Word for word, give the material below again, minus any images.
· · · · · · ·
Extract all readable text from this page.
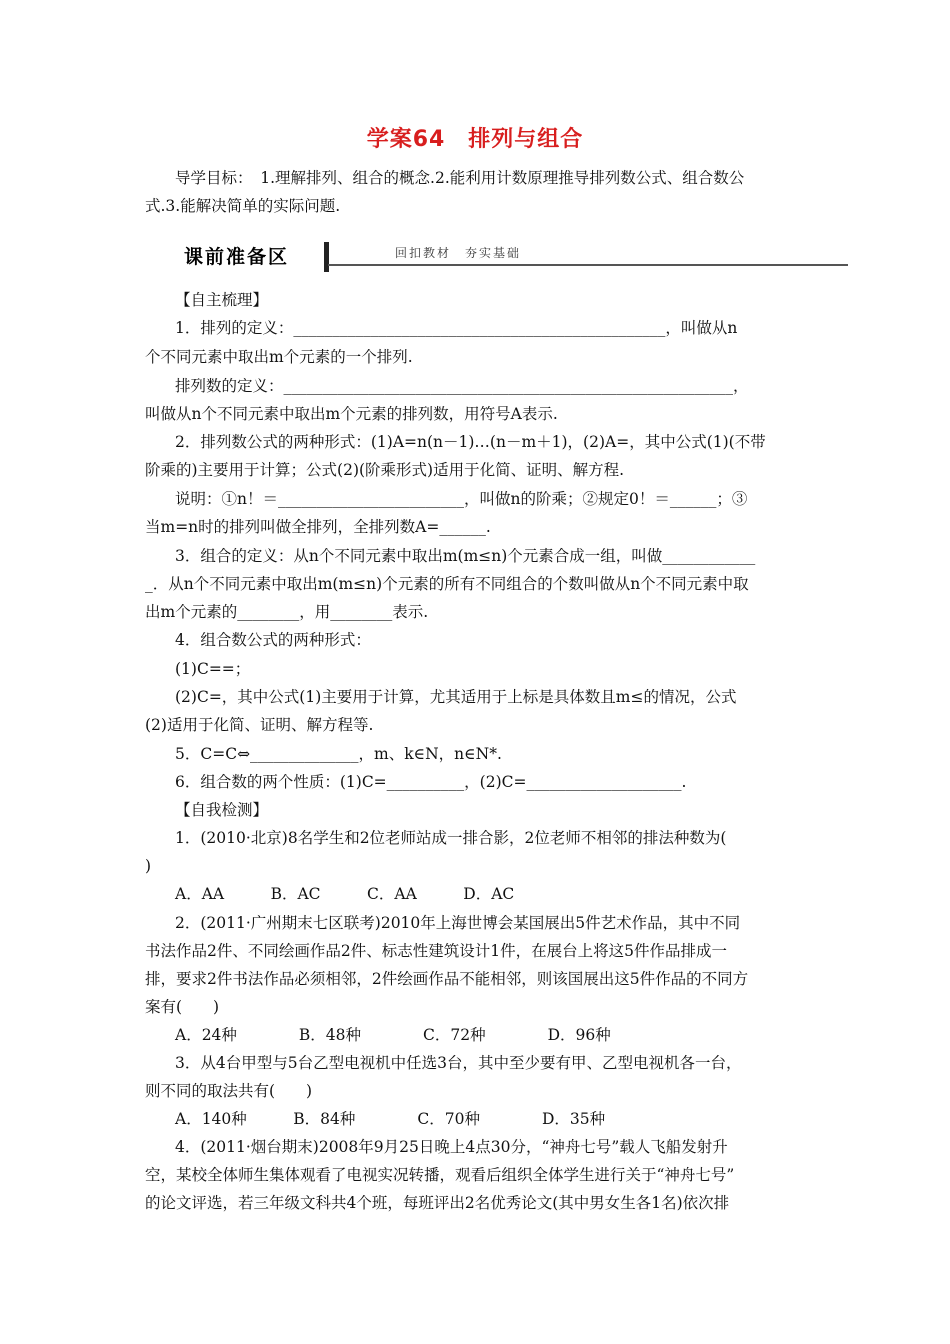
学案64　排列与组合
导学目标：　1.理解排列、组合的概念.2.能利用计数原理推导排列数公式、组合数公
式.3.能解决简单的实际问题.
课前准备区	回扣教材　夯实基础
【自主梳理】
1．排列的定义：________________________________________________，叫做从n
个不同元素中取出m个元素的一个排列.
排列数的定义：__________________________________________________________，
叫做从n个不同元素中取出m个元素的排列数，用符号A表示.
2．排列数公式的两种形式：(1)A=n(n－1)…(n－m＋1)，(2)A=，其中公式(1)(不带
阶乘的)主要用于计算；公式(2)(阶乘形式)适用于化简、证明、解方程.
说明：①n！＝________________________，叫做n的阶乘；②规定0！＝______；③
当m=n时的排列叫做全排列，全排列数A=______.
3．组合的定义：从n个不同元素中取出m(m≤n)个元素合成一组，叫做____________
_．从n个不同元素中取出m(m≤n)个元素的所有不同组合的个数叫做从n个不同元素中取
出m个元素的________，用________表示.
4．组合数公式的两种形式：
(1)C==；
(2)C=，其中公式(1)主要用于计算，尤其适用于上标是具体数且m≤的情况，公式
(2)适用于化简、证明、解方程等.
5．C=C⇔______________，m、k∈N，n∈N*.
6．组合数的两个性质：(1)C=__________，(2)C=____________________.
【自我检测】
1．(2010·北京)8名学生和2位老师站成一排合影，2位老师不相邻的排法种数为(
)
A．AA　　　B．AC　　　C．AA　　　D．AC
2．(2011·广州期末七区联考)2010年上海世博会某国展出5件艺术作品，其中不同
书法作品2件、不同绘画作品2件、标志性建筑设计1件，在展台上将这5件作品排成一
排，要求2件书法作品必须相邻，2件绘画作品不能相邻，则该国展出这5件作品的不同方
案有(　　)
A．24种　　　　B．48种　　　　C．72种　　　　D．96种
3．从4台甲型与5台乙型电视机中任选3台，其中至少要有甲、乙型电视机各一台，
则不同的取法共有(　　)
A．140种　　　B．84种　　　　C．70种　　　　D．35种
4．(2011·烟台期末)2008年9月25日晚上4点30分，“神舟七号”载人飞船发射升
空，某校全体师生集体观看了电视实况转播，观看后组织全体学生进行关于“神舟七号”
的论文评选，若三年级文科共4个班，每班评出2名优秀论文(其中男女生各1名)依次排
· · · · · · ·
# Expected output
Extract all readable text from this page.
学案64　排列与组合
导学目标：　1.理解排列、组合的概念.2.能利用计数原理推导排列数公式、组合数公
式.3.能解决简单的实际问题.
课前准备区	回扣教材　夯实基础
【自主梳理】
1．排列的定义：________________________________________________，叫做从n
个不同元素中取出m个元素的一个排列.
排列数的定义：__________________________________________________________，
叫做从n个不同元素中取出m个元素的排列数，用符号A表示.
2．排列数公式的两种形式：(1)A=n(n－1)…(n－m＋1)，(2)A=，其中公式(1)(不带
阶乘的)主要用于计算；公式(2)(阶乘形式)适用于化简、证明、解方程.
说明：①n！＝________________________，叫做n的阶乘；②规定0！＝______；③
当m=n时的排列叫做全排列，全排列数A=______.
3．组合的定义：从n个不同元素中取出m(m≤n)个元素合成一组，叫做____________
_．从n个不同元素中取出m(m≤n)个元素的所有不同组合的个数叫做从n个不同元素中取
出m个元素的________，用________表示.
4．组合数公式的两种形式：
(1)C==；
(2)C=，其中公式(1)主要用于计算，尤其适用于上标是具体数且m≤的情况，公式
(2)适用于化简、证明、解方程等.
5．C=C⇔______________，m、k∈N，n∈N*.
6．组合数的两个性质：(1)C=__________，(2)C=____________________.
【自我检测】
1．(2010·北京)8名学生和2位老师站成一排合影，2位老师不相邻的排法种数为(
)
A．AA　　　B．AC　　　C．AA　　　D．AC
2．(2011·广州期末七区联考)2010年上海世博会某国展出5件艺术作品，其中不同
书法作品2件、不同绘画作品2件、标志性建筑设计1件，在展台上将这5件作品排成一
排，要求2件书法作品必须相邻，2件绘画作品不能相邻，则该国展出这5件作品的不同方
案有(　　)
A．24种　　　　B．48种　　　　C．72种　　　　D．96种
3．从4台甲型与5台乙型电视机中任选3台，其中至少要有甲、乙型电视机各一台，
则不同的取法共有(　　)
A．140种　　　B．84种　　　　C．70种　　　　D．35种
4．(2011·烟台期末)2008年9月25日晚上4点30分，“神舟七号”载人飞船发射升
空，某校全体师生集体观看了电视实况转播，观看后组织全体学生进行关于“神舟七号”
的论文评选，若三年级文科共4个班，每班评出2名优秀论文(其中男女生各1名)依次排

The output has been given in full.